Extrait à lire
J'ai accepté cet enseignement, encore une fois, car je pensais que l'Écriture l'enseignait. Néanmoins, cette familiarisation a introduit dans mes pensées une tension qui allait peser de plus en plus lourd au cours des années à venir.
La troisième chose qui m'a poussé à rejeter la TR est ce qui m'y avait initialement conduit : l'Écriture elle-même. En tant que pasteur, je prêchais à travers les livres de la Bible, verset après verset. Il m'arrivait de rencontrer un texte preuve calviniste classique et de me rendre compte qu'il ne disait pas nécessairement ce que je croyais qu'il disait. Jean 3 n'enseigne pas nécessairement que la régénération précède la foi. Jean 10 n'enseigne pas nécessairement que Jésus n'est mort que pour les élus. Éphésiens 1 n'enseigne pas nécessairement que Dieu a ordonné tout ce qui arrive. 1 Pierre 1 n'enseigne pas nécessairement que Dieu a élu des individus pour le salut de manière inconditionnelle, efficace et excluante. Une fois de plus, ces découvertes n'ont pas ébranlé ma confiance en la TR. Il y avait, selon moi, de nombreux passages qui l'enseignaient sans ambiguïté. Je considérais, par exemple, Romains 9 comme imprenables par les assauts arminiens. Néanmoins, je me suis rendu compte que la quantité de versets utilisés pour soutenir mon point de vue n'était peut-être pas un argument aussi fort que je le pensais, si lorsque l'on les examine individuellement, ils ne supportent pas le poids que nous, calvinistes, leur attribuons.
Je restais un calviniste engagé par choix et je souhaitais faire taire les questions qui me dérangeaient en trouvant des réponses pertinentes. Lors de mes vacances en octobre 2012, j'ai donc décidé de renforcer ma position calviniste en lisant quelques auteurs réformés. Mais mon projet s'est retourné contre mon objectif initial : J'avais commencé par un petit livret sur l'élection. L'auteur commençait par justifier son point de vue à partir de Ephésiens 1:4, un verset que j'avais étudié l'année précédente dans le cadre de mon enseignement sur l'épître aux Éphésiens. Durant ma propre étude, j'avais été frappé par les parallèles entre Deutéronome 4:37 ; 7:6-11 et le texte d’Éphésiens. Dans le premier texte, Dieu dit qu'il a choisi les Israélites pour être son peuple saint parce qu'il les a aimés à cause de leurs pères. Dans le second, Paul dit que Dieu nous a choisis pour être saints en Christ, ce qui peut facilement signifier « pour l'amour du Christ ». Pour Israël, l'élection était un concept corporatif, vocationnel et conditionnel. Il en était peut-être de même pour les chrétiens (voir 1P 2:9-10). Quoi qu'il en soit, je savais qu'il était possible d'interpréter Éphésiens 1:4 autrement que l'avait fait cet auteur calviniste. Il construisait son argumentation en faveur de l'élection sur un verset dont je savais qu'il ne pouvait pas supporter le poids que l'auteur voulait lui faire porter. J'ai commencé à me demander ce qu'il adviendrait d'autres textes preuve classiques si on les examinait avec attention et sans présupposés calvinistes.

Défis
1. Traduisez en anglais la phrase suivante de l'extrait sur le calvinisme : « Pour Israël, l'élection était un concept corporatif, vocationnel et conditionnel. »
2. Extrayez de l'extrait sur le calvinisme le passage qui commence à "J'ai accepté cet" et se termine à "années à venir.".
3. Écrivez la suite de l'extrait sur le calvinisme à partir de sa dernière phrase.
Les items constituent un matériau distinct, sans lien avec l'extrait sur le calvinisme.

[Entrées de zones étiquetées]
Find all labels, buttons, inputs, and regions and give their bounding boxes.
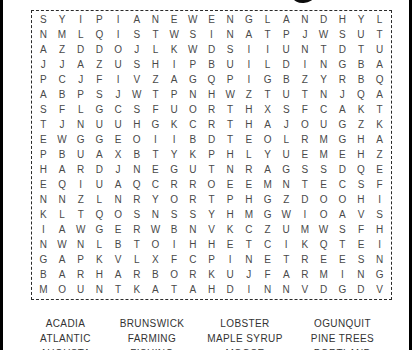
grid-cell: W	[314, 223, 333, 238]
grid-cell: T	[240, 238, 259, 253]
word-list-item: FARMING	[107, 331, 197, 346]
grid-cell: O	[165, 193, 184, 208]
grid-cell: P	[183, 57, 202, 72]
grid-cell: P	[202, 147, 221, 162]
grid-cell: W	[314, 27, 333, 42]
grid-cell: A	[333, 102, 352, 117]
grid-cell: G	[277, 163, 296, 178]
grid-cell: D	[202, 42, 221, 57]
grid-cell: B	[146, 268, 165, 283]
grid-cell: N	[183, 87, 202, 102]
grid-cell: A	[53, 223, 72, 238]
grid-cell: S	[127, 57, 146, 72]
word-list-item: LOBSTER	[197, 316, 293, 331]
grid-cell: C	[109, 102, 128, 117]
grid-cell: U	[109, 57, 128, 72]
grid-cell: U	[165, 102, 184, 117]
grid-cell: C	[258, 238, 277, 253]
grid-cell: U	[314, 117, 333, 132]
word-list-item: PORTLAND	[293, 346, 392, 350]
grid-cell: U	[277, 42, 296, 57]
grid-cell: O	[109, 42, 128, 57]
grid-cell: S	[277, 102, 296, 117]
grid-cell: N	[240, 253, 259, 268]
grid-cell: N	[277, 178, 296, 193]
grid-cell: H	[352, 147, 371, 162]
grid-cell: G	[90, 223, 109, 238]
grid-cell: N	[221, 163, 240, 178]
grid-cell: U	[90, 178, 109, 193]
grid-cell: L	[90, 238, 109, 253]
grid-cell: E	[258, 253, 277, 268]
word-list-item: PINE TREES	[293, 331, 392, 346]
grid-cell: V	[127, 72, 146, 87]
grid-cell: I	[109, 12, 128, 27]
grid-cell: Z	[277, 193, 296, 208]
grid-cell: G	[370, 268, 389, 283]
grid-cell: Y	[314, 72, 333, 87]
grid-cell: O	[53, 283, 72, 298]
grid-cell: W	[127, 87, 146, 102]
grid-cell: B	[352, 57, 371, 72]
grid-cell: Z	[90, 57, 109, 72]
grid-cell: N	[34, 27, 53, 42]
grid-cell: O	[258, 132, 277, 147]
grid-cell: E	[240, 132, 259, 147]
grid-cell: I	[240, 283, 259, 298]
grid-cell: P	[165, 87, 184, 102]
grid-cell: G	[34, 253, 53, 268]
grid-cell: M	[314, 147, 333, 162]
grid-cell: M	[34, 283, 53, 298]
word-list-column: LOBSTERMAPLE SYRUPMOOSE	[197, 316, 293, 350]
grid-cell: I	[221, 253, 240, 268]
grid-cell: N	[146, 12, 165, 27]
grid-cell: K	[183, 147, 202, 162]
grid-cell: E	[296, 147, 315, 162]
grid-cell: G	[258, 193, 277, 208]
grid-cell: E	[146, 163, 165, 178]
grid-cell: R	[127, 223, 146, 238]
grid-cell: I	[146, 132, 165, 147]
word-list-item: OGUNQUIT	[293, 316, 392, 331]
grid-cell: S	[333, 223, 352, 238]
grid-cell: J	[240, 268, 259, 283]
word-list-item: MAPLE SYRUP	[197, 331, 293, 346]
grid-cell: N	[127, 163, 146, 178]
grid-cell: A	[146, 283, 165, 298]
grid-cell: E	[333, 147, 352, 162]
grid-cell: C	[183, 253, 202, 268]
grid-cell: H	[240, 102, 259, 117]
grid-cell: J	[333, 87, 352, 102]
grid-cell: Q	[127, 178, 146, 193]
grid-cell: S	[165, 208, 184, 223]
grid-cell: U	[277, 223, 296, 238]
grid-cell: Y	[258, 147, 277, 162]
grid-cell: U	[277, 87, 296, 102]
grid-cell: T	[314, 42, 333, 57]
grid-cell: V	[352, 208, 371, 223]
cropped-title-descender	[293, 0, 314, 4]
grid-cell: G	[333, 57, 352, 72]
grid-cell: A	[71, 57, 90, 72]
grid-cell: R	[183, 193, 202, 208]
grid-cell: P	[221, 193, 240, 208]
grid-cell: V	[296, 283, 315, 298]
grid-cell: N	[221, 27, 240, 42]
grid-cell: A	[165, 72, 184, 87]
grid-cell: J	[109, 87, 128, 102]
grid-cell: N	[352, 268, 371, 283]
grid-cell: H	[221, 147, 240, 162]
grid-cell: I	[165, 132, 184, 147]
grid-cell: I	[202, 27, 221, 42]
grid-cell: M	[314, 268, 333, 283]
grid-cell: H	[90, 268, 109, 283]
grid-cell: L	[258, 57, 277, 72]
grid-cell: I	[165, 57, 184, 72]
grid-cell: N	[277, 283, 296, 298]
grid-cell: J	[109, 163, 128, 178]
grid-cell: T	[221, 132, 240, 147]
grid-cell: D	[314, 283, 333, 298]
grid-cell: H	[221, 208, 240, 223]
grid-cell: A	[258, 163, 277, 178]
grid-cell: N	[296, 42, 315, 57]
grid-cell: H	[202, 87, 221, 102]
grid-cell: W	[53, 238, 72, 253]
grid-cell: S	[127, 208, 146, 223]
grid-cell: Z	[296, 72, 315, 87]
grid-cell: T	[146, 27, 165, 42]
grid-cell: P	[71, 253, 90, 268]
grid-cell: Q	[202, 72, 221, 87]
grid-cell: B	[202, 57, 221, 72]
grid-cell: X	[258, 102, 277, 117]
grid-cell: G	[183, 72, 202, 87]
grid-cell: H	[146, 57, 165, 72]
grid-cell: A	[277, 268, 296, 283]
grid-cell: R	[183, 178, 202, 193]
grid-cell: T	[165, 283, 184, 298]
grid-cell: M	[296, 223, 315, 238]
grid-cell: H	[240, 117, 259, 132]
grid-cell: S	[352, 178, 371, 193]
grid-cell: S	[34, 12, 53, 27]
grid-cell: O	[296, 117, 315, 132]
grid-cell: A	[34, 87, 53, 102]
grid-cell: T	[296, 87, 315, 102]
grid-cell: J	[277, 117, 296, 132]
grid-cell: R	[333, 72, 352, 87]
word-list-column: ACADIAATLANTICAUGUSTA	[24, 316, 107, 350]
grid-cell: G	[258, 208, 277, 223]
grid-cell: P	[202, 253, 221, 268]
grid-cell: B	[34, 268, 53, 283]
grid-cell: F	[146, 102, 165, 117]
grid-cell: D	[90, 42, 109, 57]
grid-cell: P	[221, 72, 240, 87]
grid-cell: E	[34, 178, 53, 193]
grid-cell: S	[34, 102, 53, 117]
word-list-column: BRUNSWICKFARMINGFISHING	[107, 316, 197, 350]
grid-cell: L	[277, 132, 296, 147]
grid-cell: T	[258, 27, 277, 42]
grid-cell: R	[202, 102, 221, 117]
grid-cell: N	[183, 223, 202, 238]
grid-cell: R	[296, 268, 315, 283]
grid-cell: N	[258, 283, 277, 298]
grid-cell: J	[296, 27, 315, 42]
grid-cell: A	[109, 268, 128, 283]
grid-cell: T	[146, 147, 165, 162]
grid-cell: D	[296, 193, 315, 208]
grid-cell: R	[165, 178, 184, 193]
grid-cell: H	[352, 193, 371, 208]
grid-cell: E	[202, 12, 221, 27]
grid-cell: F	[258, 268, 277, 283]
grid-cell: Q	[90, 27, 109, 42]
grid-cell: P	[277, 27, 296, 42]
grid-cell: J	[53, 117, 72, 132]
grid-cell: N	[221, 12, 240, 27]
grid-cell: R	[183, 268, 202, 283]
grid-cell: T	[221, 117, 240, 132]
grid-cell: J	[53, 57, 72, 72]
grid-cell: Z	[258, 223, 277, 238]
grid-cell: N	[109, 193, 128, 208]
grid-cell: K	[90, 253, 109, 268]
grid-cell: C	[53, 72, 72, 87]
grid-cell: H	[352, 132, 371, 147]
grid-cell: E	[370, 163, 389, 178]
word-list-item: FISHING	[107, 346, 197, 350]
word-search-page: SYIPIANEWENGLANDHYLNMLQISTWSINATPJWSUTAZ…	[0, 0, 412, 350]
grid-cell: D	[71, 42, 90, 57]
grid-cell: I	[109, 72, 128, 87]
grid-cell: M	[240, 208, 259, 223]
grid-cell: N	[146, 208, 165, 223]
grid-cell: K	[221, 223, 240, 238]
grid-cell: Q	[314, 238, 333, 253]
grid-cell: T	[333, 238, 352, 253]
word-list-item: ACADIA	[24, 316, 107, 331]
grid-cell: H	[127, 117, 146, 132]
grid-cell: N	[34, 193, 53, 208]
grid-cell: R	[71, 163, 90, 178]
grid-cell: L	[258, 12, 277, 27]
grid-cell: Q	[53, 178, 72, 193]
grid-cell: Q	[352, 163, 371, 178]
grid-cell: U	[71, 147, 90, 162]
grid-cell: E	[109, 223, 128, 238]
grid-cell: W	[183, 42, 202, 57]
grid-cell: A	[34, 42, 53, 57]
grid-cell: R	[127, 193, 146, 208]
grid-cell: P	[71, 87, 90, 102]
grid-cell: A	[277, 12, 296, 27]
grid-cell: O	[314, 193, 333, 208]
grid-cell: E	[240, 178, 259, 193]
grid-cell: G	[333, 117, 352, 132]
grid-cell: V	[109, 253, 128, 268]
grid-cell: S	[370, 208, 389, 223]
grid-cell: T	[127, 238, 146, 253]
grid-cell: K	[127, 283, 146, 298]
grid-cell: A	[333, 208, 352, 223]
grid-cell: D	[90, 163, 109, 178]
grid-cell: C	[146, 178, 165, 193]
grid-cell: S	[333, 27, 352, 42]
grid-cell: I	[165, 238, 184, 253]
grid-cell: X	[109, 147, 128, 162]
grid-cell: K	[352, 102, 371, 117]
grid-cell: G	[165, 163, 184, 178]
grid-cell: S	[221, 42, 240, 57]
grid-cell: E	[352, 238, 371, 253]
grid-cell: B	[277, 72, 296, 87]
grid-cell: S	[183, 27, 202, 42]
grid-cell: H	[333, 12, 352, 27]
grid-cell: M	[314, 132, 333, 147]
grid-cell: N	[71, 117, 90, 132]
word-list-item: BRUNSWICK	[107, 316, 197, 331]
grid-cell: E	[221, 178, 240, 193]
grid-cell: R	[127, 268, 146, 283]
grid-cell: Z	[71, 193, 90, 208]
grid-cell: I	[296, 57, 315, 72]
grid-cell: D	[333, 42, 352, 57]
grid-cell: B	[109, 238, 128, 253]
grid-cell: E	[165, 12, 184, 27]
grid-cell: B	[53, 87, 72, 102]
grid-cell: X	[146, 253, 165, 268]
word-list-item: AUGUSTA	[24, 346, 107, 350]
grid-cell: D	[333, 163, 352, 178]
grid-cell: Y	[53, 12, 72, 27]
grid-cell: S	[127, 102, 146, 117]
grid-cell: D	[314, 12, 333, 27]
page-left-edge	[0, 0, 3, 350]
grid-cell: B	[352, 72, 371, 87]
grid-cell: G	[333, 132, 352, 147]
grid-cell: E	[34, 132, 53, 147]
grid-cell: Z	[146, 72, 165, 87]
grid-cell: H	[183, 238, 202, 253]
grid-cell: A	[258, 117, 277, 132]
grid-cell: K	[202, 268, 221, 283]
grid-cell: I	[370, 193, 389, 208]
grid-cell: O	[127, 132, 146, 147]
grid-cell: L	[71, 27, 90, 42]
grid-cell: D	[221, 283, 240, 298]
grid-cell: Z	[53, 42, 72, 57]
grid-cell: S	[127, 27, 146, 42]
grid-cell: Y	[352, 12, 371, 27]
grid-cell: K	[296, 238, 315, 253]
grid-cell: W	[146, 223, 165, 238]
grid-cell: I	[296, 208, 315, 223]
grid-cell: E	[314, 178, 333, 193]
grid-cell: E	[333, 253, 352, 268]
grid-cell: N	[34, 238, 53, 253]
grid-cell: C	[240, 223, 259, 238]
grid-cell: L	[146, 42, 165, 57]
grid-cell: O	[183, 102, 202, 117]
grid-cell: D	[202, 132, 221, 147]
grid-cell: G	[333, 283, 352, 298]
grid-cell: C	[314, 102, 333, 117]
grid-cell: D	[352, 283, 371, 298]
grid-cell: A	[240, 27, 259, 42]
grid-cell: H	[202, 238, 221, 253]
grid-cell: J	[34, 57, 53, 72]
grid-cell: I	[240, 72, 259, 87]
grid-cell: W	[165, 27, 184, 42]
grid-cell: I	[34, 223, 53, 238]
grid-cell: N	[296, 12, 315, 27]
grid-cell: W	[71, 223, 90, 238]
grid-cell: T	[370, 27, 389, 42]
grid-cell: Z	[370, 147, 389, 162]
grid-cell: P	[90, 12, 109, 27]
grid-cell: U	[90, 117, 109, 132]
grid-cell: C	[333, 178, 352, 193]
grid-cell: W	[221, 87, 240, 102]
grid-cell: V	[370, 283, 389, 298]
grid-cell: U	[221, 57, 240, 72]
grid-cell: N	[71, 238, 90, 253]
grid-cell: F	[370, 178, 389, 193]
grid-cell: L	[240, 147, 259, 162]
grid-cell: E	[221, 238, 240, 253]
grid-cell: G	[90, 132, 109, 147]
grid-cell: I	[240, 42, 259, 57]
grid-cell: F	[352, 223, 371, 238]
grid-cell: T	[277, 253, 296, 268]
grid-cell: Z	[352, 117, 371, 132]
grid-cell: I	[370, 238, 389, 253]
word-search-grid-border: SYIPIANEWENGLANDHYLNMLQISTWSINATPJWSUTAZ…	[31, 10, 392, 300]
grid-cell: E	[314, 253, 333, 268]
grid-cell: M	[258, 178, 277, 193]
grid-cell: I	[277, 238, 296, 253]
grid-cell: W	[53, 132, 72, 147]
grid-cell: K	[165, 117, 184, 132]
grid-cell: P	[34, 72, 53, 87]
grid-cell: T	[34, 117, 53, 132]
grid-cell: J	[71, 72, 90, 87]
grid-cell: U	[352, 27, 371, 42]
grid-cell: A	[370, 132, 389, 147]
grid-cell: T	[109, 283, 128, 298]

Résultats
1. For Israel, election was a corporate, vocational and conditional concept.

2.
J'ai accepté cet enseignement, encore une fois, car je pensais que l'Écriture l'enseignait. Néanmoins, cette familiarisation a introduit dans mes pensées une tension qui allait peser de plus en plus lourd au cours des années à venir.

3.
J'ai donc décidé de changer mon programme de vacances : Au lieu d'essayer de renforcer ma confiance en la TR, j'ai commencé à étudier plusieurs textes soutenant ostensiblement le concept calviniste de l'élection inconditionnelle. Je me suis demandé s'il y avait une autre façon de comprendre ces passages. À ma grande surprise et à mon grand regret, j'ai découvert qu'il existait non seulement d'autres interprétations, mais qu'elles donnaient un meilleur sens aux textes au regard de leur contexte direct.
Ce fut un tournant dans ma vie. Pour la première fois, je me suis dit : « Quoi qu'il m'en coûte (et je savais que cela pouvait me coûter très cher), je veux connaître la vérité ». J'ai passé l'année et demie suivante à relire les Écritures, à lire des livres des deux positions opposées sur cette question, à écouter des débats et des conférences, à prier avec ferveur, à étudier des passages et à les méditer profondément. Peu à peu, mes questions sur la TR se sont transformées en doutes, et à la fin de l'année 2013, j'ai réalisé que mes doutes s'étaient transformés en incroyance. Je n'avais pas entièrement reconstruit ma théologie, mais il était clair que je ne trouvais plus le calvinisme cohérent, et encore moins biblique.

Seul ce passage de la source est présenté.